The exercise: In the listing below, extract the run of lines that opens with the line containing "agreement-line: consideration, receipt" and closes with the line containing "section-1-heading bbox=[161, 723, 271, 744]", including both of those lines, and copy them verbatim.

Entries shown:
============

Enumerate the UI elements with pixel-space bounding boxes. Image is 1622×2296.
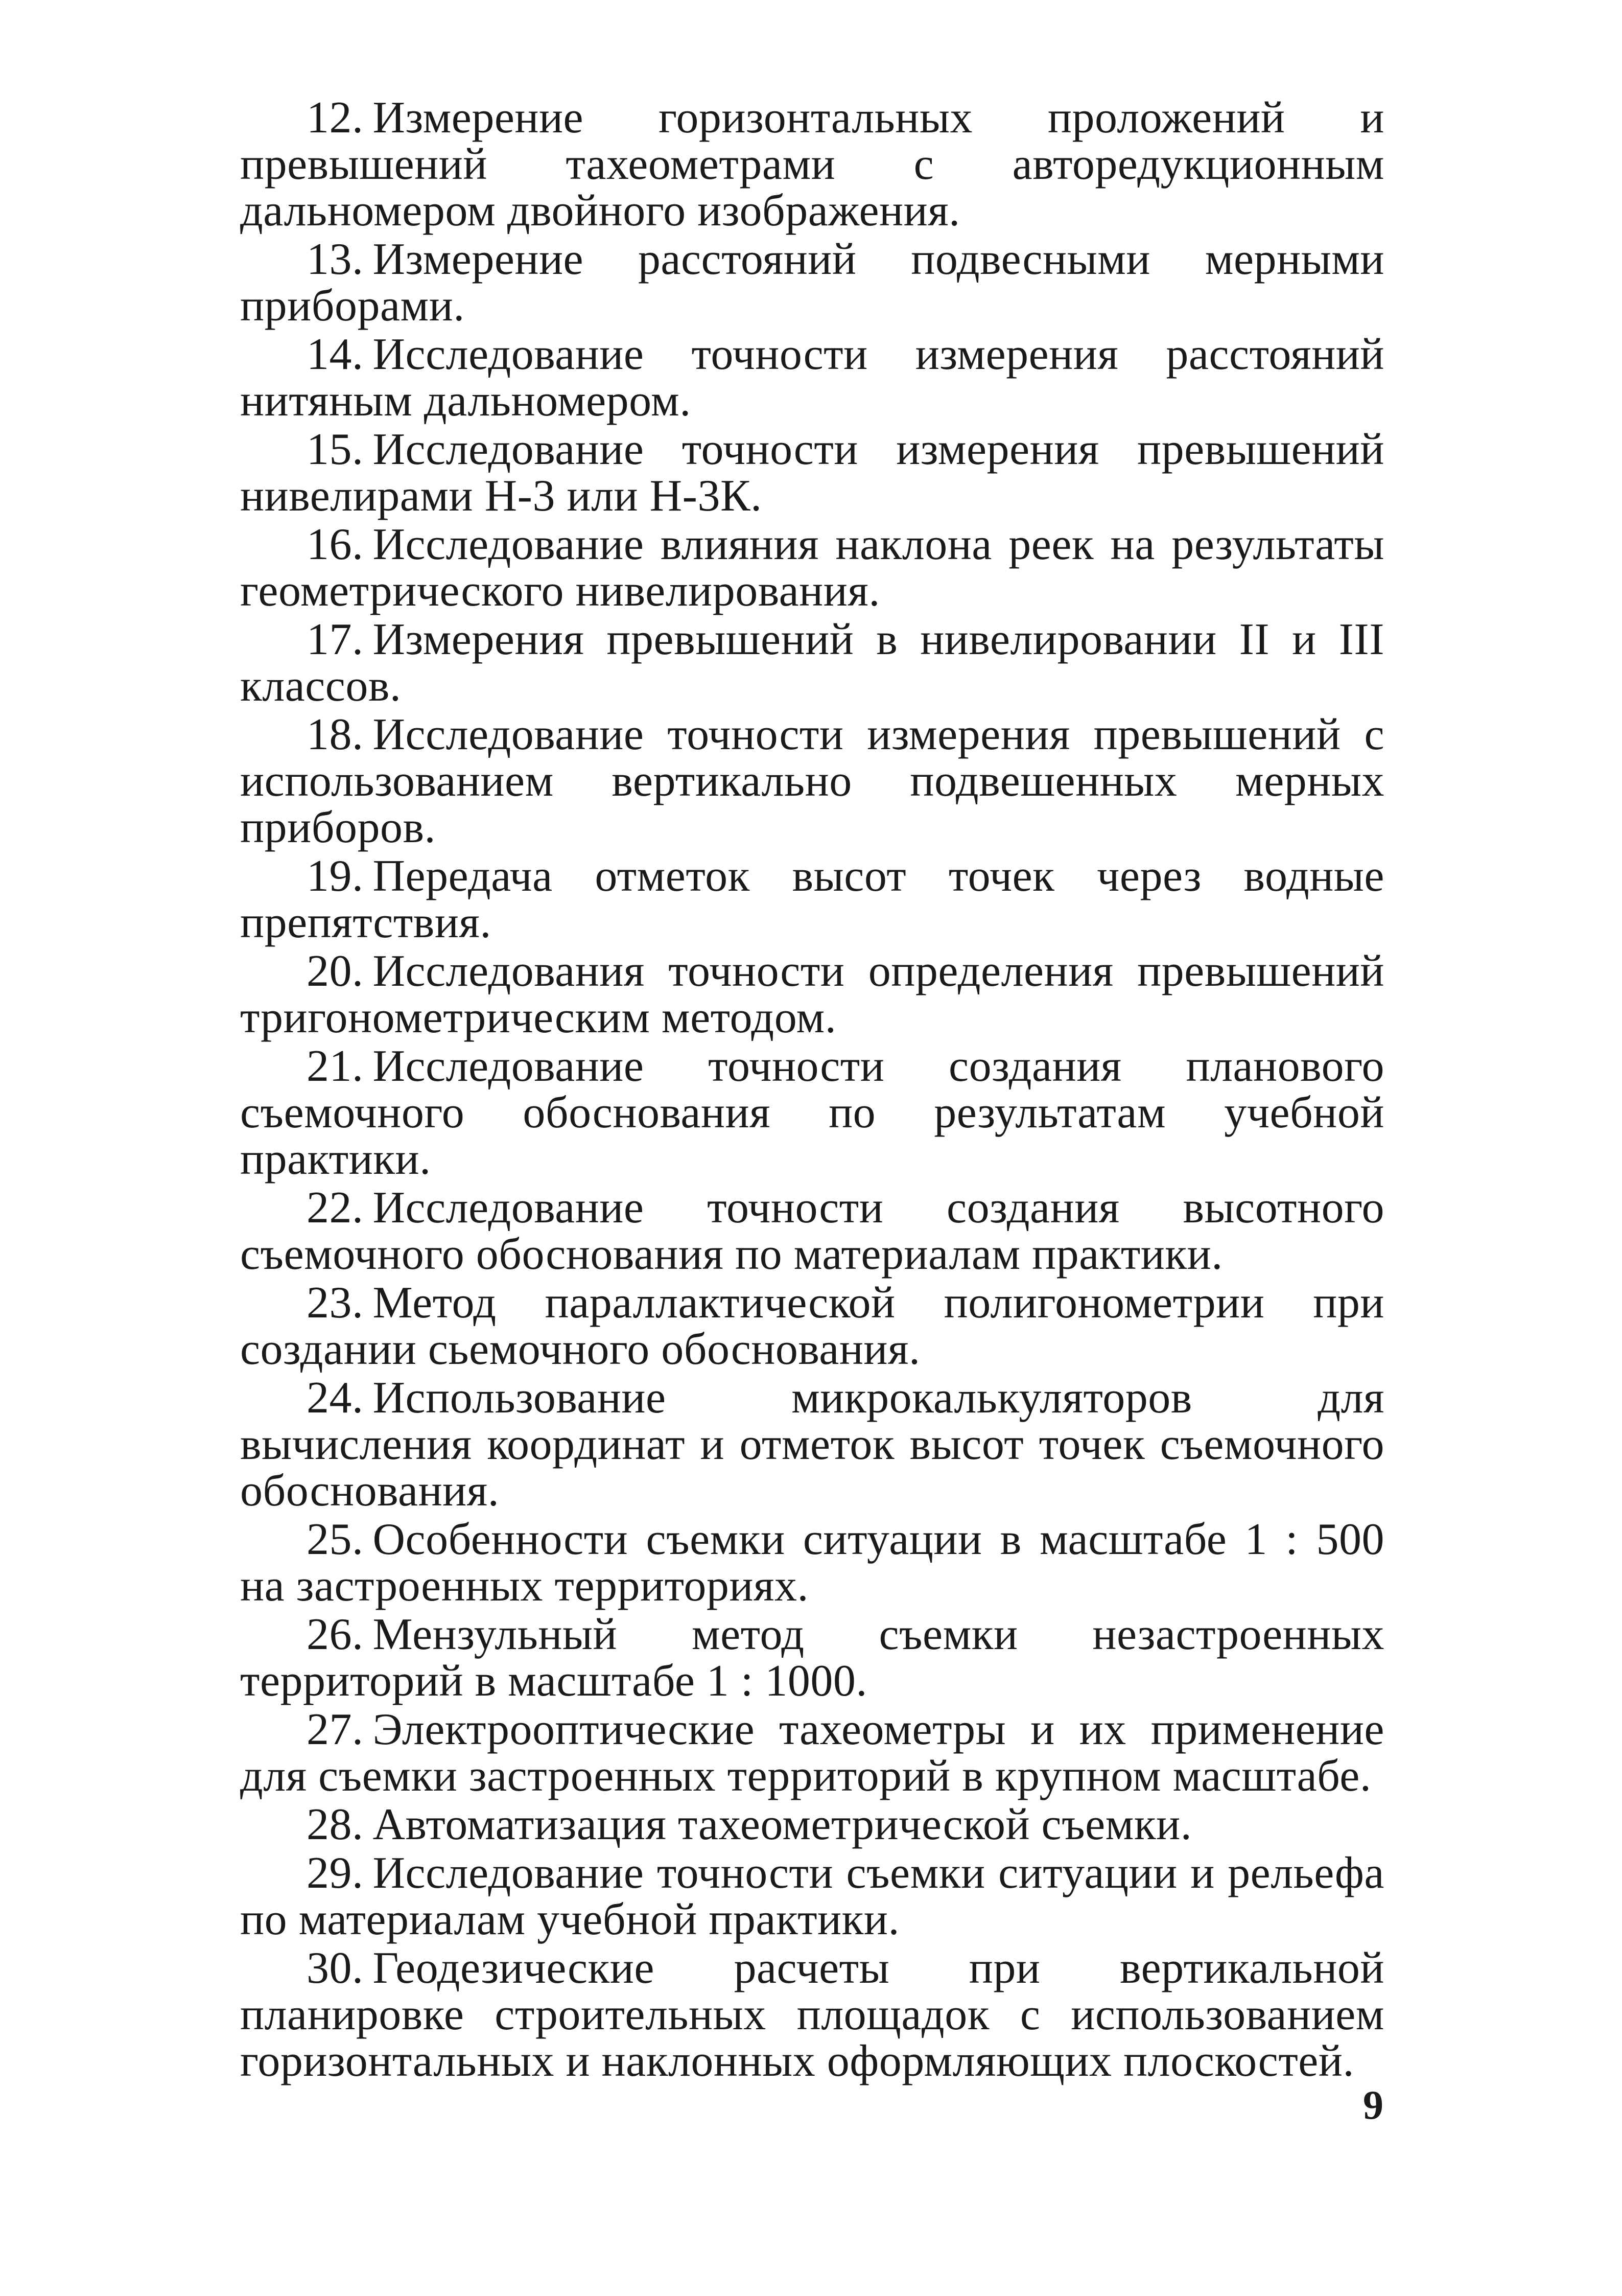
item-text: Метод параллактической полигонометрии при создании сьемочного обоснования. <box>240 1278 1384 1374</box>
item-text: Исследование точности измерения расстояний нитяным дальномером. <box>240 330 1384 426</box>
item-number: 26. <box>307 1610 364 1659</box>
list-item-29 <box>240 1850 1384 1943</box>
item-text: Исследование точности создания высотного съемочного обоснования по материалам практики. <box>240 1183 1384 1279</box>
list-item-25 <box>240 1516 1384 1609</box>
item-text: Использование микрокалькуляторов для вычисления координат и отметок высот точек съемочного обоснования. <box>240 1373 1384 1516</box>
list-item-26 <box>240 1611 1384 1704</box>
item-text: Исследование влияния наклона реек на результаты геометрического нивелирования. <box>240 520 1384 616</box>
item-text: Исследование точности измерения превышений нивелирами Н-3 или Н-3К. <box>240 425 1384 521</box>
item-number: 22. <box>307 1183 364 1233</box>
item-text: Особенности съемки ситуации в масштабе 1 : 500 на застроенных территориях. <box>240 1515 1384 1611</box>
list-item-12 <box>240 95 1384 234</box>
item-text: Исследование точности измерения превышений с использованием вертикально подвешенных мерных приборов. <box>240 710 1384 852</box>
item-number: 16. <box>307 520 364 569</box>
item-number: 12. <box>307 93 364 143</box>
item-text: Передача отметок высот точек через водные препятствия. <box>240 851 1384 947</box>
page-number: 9 <box>1363 2083 1383 2128</box>
item-number: 25. <box>307 1515 364 1564</box>
item-number: 24. <box>307 1373 364 1423</box>
item-number: 27. <box>307 1705 364 1754</box>
item-number: 28. <box>307 1800 364 1849</box>
list-item-19 <box>240 853 1384 946</box>
item-text: Исследование точности съемки ситуации и рельефа по материалам учебной практики. <box>240 1848 1384 1944</box>
item-text: Мензульный метод съемки незастроенных территорий в масштабе 1 : 1000. <box>240 1610 1384 1706</box>
item-number: 15. <box>307 425 364 474</box>
list-item-14 <box>240 331 1384 424</box>
item-text: Измерение горизонтальных проложений и превышений тахеометрами с авторедукционным дальномером двойного изображения. <box>240 93 1384 236</box>
list-item-28 <box>240 1801 1384 1848</box>
list-item-30 <box>240 1945 1384 2084</box>
list-item-24 <box>240 1375 1384 1514</box>
item-number: 20. <box>307 946 364 996</box>
item-text: Автоматизация тахеометрической съемки. <box>372 1800 1192 1849</box>
document-page <box>240 95 1384 2086</box>
item-number: 29. <box>307 1848 364 1898</box>
list-item-17 <box>240 616 1384 709</box>
item-number: 23. <box>307 1278 364 1328</box>
list-item-20 <box>240 948 1384 1041</box>
item-text: Измерения превышений в нивелировании II и III классов. <box>240 615 1384 711</box>
item-number: 13. <box>307 235 364 284</box>
item-number: 14. <box>307 330 364 379</box>
item-text: Исследования точности определения превышений тригонометрическим методом. <box>240 946 1384 1042</box>
item-text: Электрооптические тахеометры и их применение для съемки застроенных территорий в крупном масштабе. <box>240 1705 1384 1801</box>
item-number: 21. <box>307 1041 364 1091</box>
list-item-18 <box>240 711 1384 851</box>
list-item-23 <box>240 1280 1384 1373</box>
item-text: Исследование точности создания планового съемочного обоснования по результатам учебной практики. <box>240 1041 1384 1184</box>
item-number: 19. <box>307 851 364 901</box>
list-item-27 <box>240 1706 1384 1799</box>
item-number: 30. <box>307 1943 364 1993</box>
list-item-16 <box>240 521 1384 614</box>
list-item-13 <box>240 236 1384 329</box>
list-item-15 <box>240 426 1384 519</box>
item-text: Геодезические расчеты при вертикальной планировке строительных площадок с использованием горизонтальных и наклонных оформляющих плоскостей. <box>240 1943 1384 2086</box>
item-text: Измерение расстояний подвесными мерными приборами. <box>240 235 1384 331</box>
list-item-22 <box>240 1185 1384 1278</box>
list-item-21 <box>240 1043 1384 1182</box>
item-number: 18. <box>307 710 364 759</box>
item-number: 17. <box>307 615 364 664</box>
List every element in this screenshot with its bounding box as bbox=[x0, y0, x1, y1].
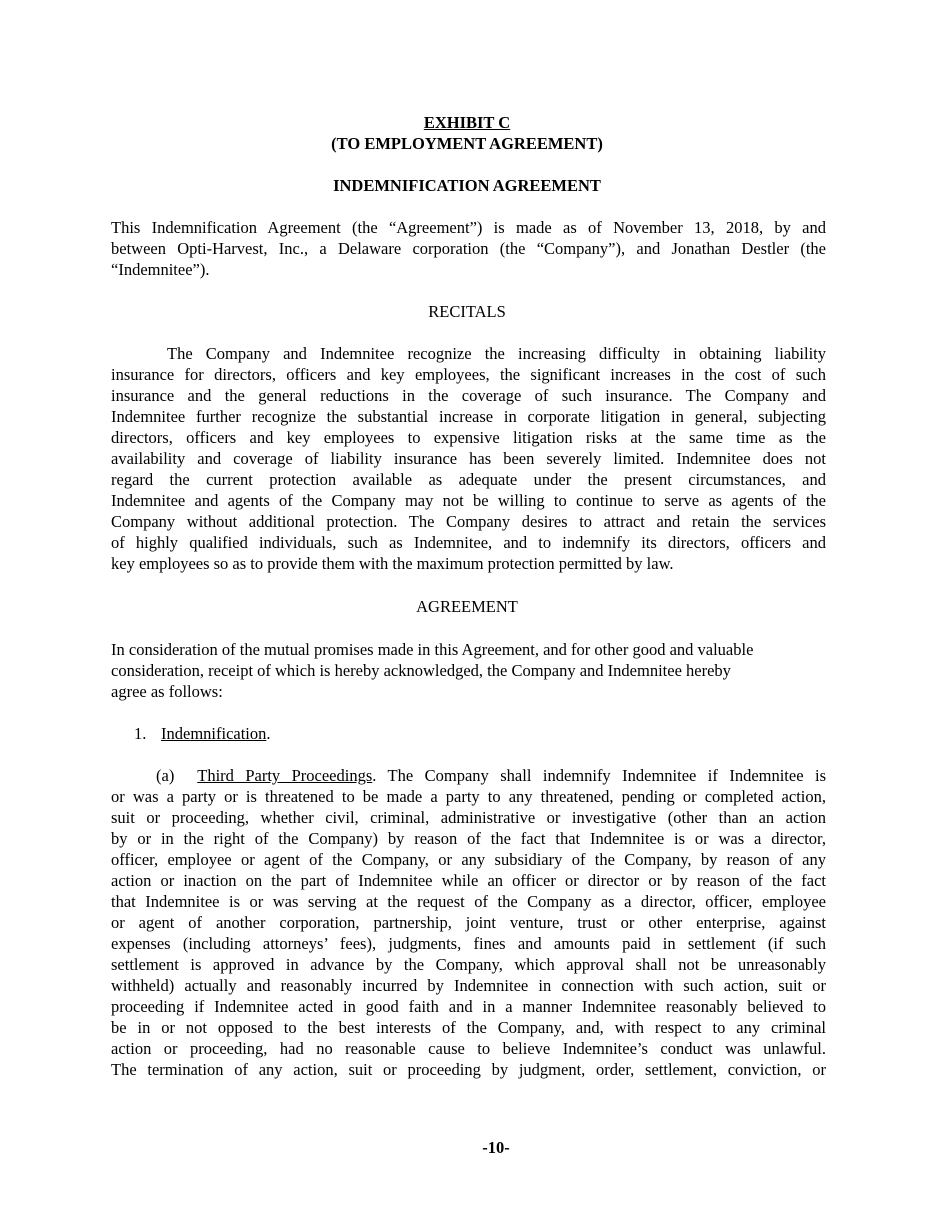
agreement-line: consideration, receipt of which is hereby acknowledged, the Company and Indemnitee hereby bbox=[111, 661, 731, 680]
section-1a-line: that Indemnitee is or was serving at the request of the Company as a director, officer, employee bbox=[111, 892, 826, 911]
agreement-heading: AGREEMENT bbox=[416, 597, 518, 616]
section-1-heading bbox=[161, 723, 271, 744]
section-1a-line: suit or proceeding, whether civil, criminal, administrative or investigative (other than an action bbox=[111, 808, 826, 827]
recitals-line: insurance for directors, officers and key employees, the significant increases in the cost of such bbox=[111, 365, 826, 384]
section-1-title: Indemnification bbox=[161, 724, 267, 743]
section-1a-first-line-rest: . The Company shall indemnify Indemnitee if Indemnitee is bbox=[372, 766, 826, 785]
recitals-line: availability and coverage of liability insurance has been severely limited. Indemnitee does not bbox=[111, 449, 826, 468]
recitals-heading: RECITALS bbox=[428, 302, 506, 321]
recitals-line: key employees so as to provide them with the maximum protection permitted by law. bbox=[111, 554, 674, 573]
recitals-line: directors, officers and key employees to expensive litigation risks at the same time as the bbox=[111, 428, 826, 447]
recitals-paragraph bbox=[111, 343, 826, 574]
section-1a-title: Third Party Proceedings bbox=[197, 766, 373, 785]
recitals-line: Company without additional protection. The Company desires to attract and retain the services bbox=[111, 512, 826, 531]
section-1a-line: The termination of any action, suit or proceeding by judgment, order, settlement, conviction, or bbox=[111, 1060, 826, 1079]
section-1a-line: or agent of another corporation, partnership, joint venture, trust or other enterprise, against bbox=[111, 913, 826, 932]
section-1a-line: officer, employee or agent of the Company, or any subsidiary of the Company, by reason of any bbox=[111, 850, 826, 869]
section-1a-line: be in or not opposed to the best interests of the Company, and, with respect to any criminal bbox=[111, 1018, 826, 1037]
section-1a-paragraph bbox=[111, 765, 826, 1080]
section-1a-line: proceeding if Indemnitee acted in good faith and in a manner Indemnitee reasonably believed to bbox=[111, 997, 826, 1016]
intro-line: This Indemnification Agreement (the “Agreement”) is made as of November 13, 2018, by and bbox=[111, 218, 826, 237]
page-number: -10- bbox=[482, 1138, 510, 1157]
section-1a-line: or was a party or is threatened to be made a party to any threatened, pending or completed action, bbox=[111, 787, 826, 806]
section-1a-line: withheld) actually and reasonably incurred by Indemnitee in connection with such action, suit or bbox=[111, 976, 826, 995]
exhibit-subtitle: (TO EMPLOYMENT AGREEMENT) bbox=[331, 134, 603, 153]
section-1a-line: action or inaction on the part of Indemnitee while an officer or director or by reason of the fact bbox=[111, 871, 826, 890]
intro-paragraph bbox=[111, 217, 826, 280]
section-1a-first-line bbox=[111, 765, 826, 786]
exhibit-heading: EXHIBIT C bbox=[423, 113, 511, 132]
section-1-title-suffix: . bbox=[266, 724, 271, 743]
section-1-number: 1. bbox=[134, 724, 147, 743]
agreement-paragraph bbox=[111, 639, 826, 702]
recitals-line: Indemnitee and agents of the Company may not be willing to continue to serve as agents of the bbox=[111, 491, 826, 510]
recitals-line: regard the current protection available as adequate under the present circumstances, and bbox=[111, 470, 826, 489]
section-1a-label: (a) bbox=[156, 766, 175, 785]
recitals-line: of highly qualified individuals, such as Indemnitee, and to indemnify its directors, officers and bbox=[111, 533, 826, 552]
section-1a-line: action or proceeding, had no reasonable cause to believe Indemnitee’s conduct was unlawful. bbox=[111, 1039, 826, 1058]
document-title: INDEMNIFICATION AGREEMENT bbox=[333, 176, 601, 195]
agreement-line: In consideration of the mutual promises made in this Agreement, and for other good and valuable bbox=[111, 640, 754, 659]
section-1a-line: by or in the right of the Company) by reason of the fact that Indemnitee is or was a director, bbox=[111, 829, 826, 848]
intro-line: “Indemnitee”). bbox=[111, 260, 210, 279]
recitals-line: insurance and the general reductions in the coverage of such insurance. The Company and bbox=[111, 386, 826, 405]
agreement-line: agree as follows: bbox=[111, 682, 223, 701]
section-1a-line: expenses (including attorneys’ fees), judgments, fines and amounts paid in settlement (if such bbox=[111, 934, 826, 953]
recitals-line: The Company and Indemnitee recognize the increasing difficulty in obtaining liability bbox=[167, 344, 826, 363]
intro-line: between Opti-Harvest, Inc., a Delaware corporation (the “Company”), and Jonathan Destler (the bbox=[111, 239, 826, 258]
recitals-line: Indemnitee further recognize the substantial increase in corporate litigation in general, subjecting bbox=[111, 407, 826, 426]
section-1a-line: settlement is approved in advance by the Company, which approval shall not be unreasonably bbox=[111, 955, 826, 974]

============

Answer to the exercise:
agreement-line: consideration, receipt of which is hereby acknowledged, the Company and Indemnitee hereby bbox=[111, 661, 731, 680]
section-1a-line: that Indemnitee is or was serving at the request of the Company as a director, officer, employee bbox=[111, 892, 826, 911]
agreement-heading: AGREEMENT bbox=[416, 597, 518, 616]
section-1-heading bbox=[161, 723, 271, 744]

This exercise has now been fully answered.